• What the task asks: Give only the number of lines in the records that include the string "ребенка".

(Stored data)
------------------------------------------------------------

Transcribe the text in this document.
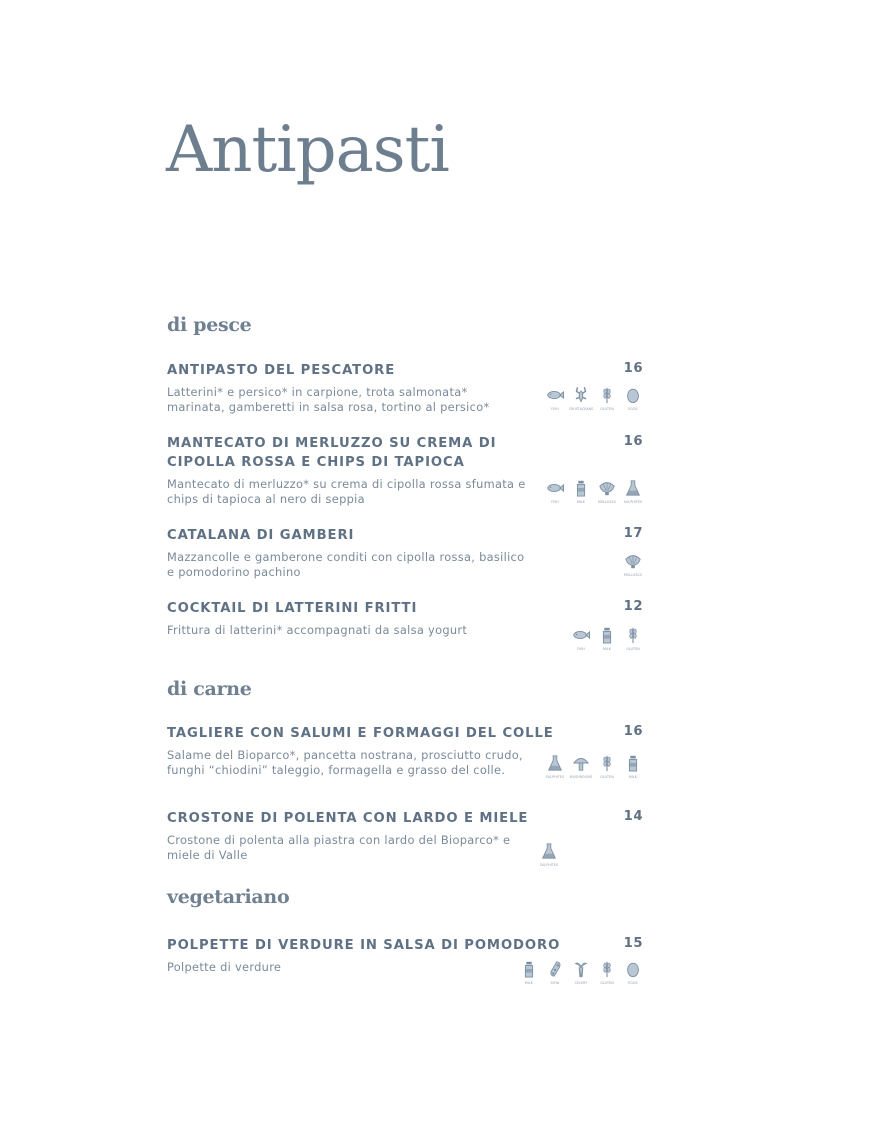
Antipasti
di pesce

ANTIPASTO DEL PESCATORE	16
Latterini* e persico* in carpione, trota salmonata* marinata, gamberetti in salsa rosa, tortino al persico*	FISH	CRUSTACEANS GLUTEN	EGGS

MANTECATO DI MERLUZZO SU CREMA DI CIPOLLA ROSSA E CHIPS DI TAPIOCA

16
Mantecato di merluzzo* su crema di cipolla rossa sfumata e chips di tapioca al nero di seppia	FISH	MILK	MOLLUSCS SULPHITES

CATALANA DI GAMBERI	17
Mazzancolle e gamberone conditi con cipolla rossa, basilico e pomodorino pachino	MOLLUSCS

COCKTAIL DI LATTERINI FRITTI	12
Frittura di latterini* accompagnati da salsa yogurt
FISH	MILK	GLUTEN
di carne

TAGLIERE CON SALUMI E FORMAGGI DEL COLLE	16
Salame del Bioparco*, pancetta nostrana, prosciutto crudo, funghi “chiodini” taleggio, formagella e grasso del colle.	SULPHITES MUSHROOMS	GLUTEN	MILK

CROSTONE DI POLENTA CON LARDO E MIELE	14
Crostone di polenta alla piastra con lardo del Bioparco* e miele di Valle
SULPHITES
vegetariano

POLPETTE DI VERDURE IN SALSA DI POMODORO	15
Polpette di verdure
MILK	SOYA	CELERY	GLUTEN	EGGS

------------------------------------------------------------

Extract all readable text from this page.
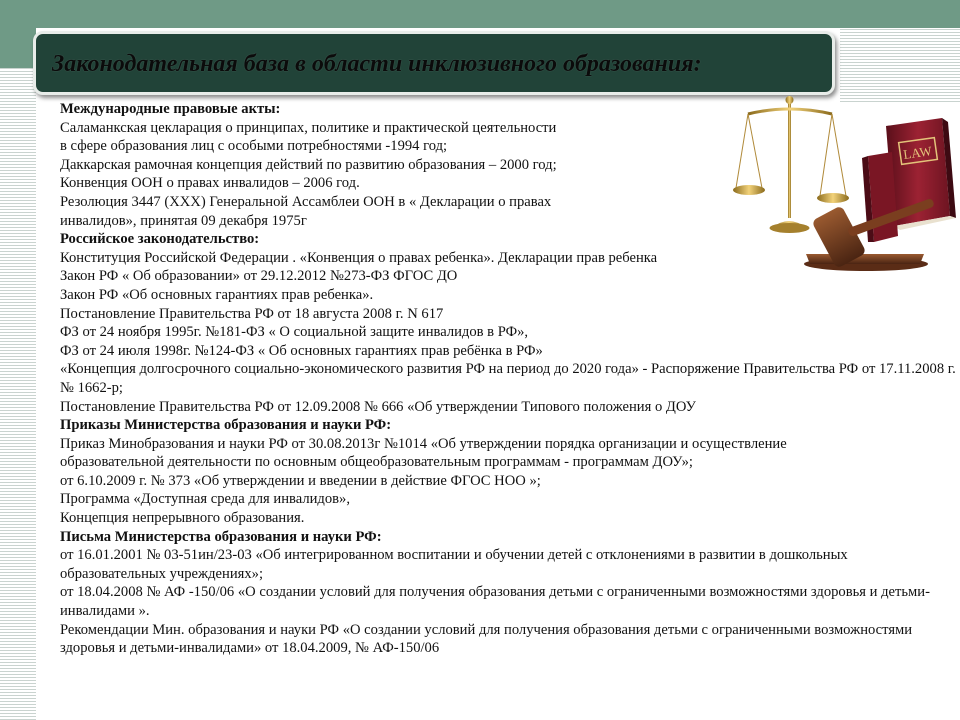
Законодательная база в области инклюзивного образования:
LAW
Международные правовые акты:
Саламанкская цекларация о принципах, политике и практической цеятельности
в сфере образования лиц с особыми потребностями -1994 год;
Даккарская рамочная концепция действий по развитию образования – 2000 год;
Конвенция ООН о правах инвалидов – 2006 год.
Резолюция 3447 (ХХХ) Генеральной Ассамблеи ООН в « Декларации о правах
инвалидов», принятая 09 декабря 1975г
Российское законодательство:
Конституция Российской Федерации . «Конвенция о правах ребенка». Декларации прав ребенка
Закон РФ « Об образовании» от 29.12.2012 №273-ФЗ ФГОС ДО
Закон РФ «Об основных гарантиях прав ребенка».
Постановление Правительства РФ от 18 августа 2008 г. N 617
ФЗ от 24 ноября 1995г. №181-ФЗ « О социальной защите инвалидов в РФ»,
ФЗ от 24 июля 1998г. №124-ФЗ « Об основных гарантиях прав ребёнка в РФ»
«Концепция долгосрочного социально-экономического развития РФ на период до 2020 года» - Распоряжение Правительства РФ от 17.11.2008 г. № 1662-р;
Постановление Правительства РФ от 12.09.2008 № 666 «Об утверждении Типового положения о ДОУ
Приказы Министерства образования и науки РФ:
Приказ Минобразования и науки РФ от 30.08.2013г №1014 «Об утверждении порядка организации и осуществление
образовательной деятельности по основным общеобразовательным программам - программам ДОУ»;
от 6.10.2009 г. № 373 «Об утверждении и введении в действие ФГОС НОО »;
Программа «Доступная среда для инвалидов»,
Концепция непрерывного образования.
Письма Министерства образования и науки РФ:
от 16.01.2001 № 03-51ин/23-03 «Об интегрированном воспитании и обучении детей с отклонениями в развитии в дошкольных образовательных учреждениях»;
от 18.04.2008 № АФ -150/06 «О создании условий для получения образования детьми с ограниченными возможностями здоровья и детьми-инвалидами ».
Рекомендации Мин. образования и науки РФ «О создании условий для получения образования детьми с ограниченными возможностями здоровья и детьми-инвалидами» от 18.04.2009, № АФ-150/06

------------------------------------------------------------

• Response below: 2